__Goal of the exercise__
Check each line of the material below, and copy it if it holds the string "JSON".

Entries taken from a collection

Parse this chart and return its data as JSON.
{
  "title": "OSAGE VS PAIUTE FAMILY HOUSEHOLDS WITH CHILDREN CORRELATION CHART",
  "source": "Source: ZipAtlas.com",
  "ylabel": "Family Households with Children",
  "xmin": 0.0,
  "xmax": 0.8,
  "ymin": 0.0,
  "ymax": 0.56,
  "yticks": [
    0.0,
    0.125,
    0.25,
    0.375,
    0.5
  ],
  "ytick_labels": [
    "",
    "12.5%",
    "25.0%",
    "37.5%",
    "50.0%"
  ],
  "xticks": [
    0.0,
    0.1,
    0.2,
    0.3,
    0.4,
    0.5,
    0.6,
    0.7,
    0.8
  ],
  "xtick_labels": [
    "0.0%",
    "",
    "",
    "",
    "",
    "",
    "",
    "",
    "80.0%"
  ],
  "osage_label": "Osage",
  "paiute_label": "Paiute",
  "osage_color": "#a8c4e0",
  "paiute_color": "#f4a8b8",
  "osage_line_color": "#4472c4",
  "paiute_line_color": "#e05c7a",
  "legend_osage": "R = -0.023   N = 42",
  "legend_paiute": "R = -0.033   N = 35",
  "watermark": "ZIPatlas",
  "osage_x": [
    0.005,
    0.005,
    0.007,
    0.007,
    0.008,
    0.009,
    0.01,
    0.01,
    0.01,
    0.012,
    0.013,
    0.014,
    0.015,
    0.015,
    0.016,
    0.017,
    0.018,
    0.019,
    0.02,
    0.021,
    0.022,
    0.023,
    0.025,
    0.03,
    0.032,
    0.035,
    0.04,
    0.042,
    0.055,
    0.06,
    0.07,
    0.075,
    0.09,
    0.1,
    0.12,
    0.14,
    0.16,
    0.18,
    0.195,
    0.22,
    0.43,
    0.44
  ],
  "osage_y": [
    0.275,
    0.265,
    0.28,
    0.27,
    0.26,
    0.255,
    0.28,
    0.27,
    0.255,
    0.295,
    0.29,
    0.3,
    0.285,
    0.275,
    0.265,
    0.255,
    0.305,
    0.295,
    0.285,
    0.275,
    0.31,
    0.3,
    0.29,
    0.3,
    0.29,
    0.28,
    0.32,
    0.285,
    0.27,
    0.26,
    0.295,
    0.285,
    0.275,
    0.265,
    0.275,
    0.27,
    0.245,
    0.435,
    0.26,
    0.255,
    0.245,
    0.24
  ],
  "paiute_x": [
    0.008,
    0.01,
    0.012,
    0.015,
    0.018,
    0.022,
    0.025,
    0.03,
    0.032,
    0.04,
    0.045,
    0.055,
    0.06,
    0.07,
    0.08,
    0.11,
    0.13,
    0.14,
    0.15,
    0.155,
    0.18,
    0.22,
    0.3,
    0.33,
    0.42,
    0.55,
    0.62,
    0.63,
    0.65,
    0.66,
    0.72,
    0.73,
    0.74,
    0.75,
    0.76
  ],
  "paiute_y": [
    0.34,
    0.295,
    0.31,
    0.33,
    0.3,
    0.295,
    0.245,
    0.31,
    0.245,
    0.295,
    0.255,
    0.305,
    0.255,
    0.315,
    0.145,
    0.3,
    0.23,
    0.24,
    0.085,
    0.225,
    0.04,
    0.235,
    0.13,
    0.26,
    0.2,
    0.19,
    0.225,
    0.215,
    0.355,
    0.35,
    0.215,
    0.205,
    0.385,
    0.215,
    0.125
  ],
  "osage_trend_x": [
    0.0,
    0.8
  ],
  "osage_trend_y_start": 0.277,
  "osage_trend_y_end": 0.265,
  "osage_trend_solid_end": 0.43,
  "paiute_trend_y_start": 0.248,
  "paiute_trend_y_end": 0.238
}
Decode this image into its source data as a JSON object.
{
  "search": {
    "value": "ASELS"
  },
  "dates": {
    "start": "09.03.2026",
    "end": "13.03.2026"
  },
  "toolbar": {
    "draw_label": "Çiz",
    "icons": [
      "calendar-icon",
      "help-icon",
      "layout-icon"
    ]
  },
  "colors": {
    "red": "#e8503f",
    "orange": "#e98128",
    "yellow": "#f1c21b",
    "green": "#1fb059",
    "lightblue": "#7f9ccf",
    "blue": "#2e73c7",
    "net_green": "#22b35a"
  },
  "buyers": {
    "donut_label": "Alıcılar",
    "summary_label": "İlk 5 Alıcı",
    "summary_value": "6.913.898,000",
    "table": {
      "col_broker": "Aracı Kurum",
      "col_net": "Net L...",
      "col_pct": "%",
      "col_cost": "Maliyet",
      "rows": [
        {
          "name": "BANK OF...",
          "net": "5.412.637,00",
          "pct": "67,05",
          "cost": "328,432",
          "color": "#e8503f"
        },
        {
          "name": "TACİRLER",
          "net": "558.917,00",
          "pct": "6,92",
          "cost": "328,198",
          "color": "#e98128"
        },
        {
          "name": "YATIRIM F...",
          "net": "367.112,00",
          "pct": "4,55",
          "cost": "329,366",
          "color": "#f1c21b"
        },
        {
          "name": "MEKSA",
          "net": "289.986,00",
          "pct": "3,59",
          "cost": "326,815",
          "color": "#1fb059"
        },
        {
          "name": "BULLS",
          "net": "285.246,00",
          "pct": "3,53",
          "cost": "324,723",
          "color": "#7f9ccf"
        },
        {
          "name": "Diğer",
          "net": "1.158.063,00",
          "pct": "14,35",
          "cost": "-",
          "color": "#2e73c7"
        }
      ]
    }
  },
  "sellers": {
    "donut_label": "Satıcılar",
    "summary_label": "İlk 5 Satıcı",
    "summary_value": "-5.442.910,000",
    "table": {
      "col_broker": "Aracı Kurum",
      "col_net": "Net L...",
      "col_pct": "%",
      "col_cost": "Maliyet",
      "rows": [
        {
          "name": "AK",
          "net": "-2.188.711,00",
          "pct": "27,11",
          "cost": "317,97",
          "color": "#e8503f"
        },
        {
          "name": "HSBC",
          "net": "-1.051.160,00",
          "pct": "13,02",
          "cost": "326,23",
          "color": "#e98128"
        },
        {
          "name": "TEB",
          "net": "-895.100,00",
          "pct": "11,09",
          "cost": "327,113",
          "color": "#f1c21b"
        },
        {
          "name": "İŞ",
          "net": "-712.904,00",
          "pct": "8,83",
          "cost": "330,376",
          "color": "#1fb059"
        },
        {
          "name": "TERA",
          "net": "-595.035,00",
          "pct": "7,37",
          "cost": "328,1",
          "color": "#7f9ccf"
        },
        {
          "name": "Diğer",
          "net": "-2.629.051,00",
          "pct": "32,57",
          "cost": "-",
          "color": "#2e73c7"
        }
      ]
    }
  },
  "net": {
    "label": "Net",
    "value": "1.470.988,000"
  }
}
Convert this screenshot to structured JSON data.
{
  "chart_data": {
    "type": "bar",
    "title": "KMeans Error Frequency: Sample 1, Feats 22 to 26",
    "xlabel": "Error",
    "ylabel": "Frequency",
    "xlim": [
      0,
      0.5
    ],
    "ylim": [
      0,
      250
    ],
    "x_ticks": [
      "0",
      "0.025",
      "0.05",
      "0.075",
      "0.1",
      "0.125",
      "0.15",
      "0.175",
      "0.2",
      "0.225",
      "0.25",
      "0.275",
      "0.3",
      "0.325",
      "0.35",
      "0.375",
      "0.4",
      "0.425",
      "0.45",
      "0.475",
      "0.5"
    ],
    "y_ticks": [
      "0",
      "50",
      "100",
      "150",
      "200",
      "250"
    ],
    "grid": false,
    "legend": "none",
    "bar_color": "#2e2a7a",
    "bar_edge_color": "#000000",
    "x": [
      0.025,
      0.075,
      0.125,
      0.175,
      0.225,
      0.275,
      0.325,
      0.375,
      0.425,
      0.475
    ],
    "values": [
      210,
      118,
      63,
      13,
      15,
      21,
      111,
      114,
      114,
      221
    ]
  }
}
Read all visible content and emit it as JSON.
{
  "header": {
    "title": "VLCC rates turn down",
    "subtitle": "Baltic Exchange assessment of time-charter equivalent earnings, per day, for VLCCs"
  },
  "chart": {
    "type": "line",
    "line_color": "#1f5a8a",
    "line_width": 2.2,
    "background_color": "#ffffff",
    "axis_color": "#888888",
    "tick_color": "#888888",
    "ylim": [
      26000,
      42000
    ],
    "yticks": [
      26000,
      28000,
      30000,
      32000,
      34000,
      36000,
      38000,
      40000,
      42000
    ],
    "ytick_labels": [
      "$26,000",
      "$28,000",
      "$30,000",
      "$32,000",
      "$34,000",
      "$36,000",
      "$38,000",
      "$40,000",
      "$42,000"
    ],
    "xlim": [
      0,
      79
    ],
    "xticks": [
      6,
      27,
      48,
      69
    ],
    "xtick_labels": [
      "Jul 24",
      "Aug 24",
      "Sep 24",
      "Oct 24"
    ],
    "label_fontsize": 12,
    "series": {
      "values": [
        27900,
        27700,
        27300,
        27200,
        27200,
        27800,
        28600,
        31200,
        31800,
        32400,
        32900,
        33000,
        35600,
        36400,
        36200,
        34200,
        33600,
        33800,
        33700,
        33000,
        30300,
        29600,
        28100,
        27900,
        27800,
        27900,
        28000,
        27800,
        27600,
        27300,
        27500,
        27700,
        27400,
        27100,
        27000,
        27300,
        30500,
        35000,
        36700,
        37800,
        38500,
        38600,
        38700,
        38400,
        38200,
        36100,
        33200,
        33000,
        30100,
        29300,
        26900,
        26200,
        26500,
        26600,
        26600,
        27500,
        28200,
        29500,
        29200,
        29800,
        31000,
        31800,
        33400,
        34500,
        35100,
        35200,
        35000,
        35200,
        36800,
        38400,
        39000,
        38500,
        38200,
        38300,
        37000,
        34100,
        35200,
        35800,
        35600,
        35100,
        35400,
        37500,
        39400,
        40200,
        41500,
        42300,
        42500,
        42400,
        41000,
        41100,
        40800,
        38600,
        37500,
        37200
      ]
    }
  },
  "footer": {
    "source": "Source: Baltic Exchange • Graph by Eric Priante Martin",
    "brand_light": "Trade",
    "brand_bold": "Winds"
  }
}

__Output__
Parse this chart and return its data as JSON.
Decode this image into its source data as a JSON object.
Convert this screenshot to structured JSON data.
Read all visible content and emit it as JSON.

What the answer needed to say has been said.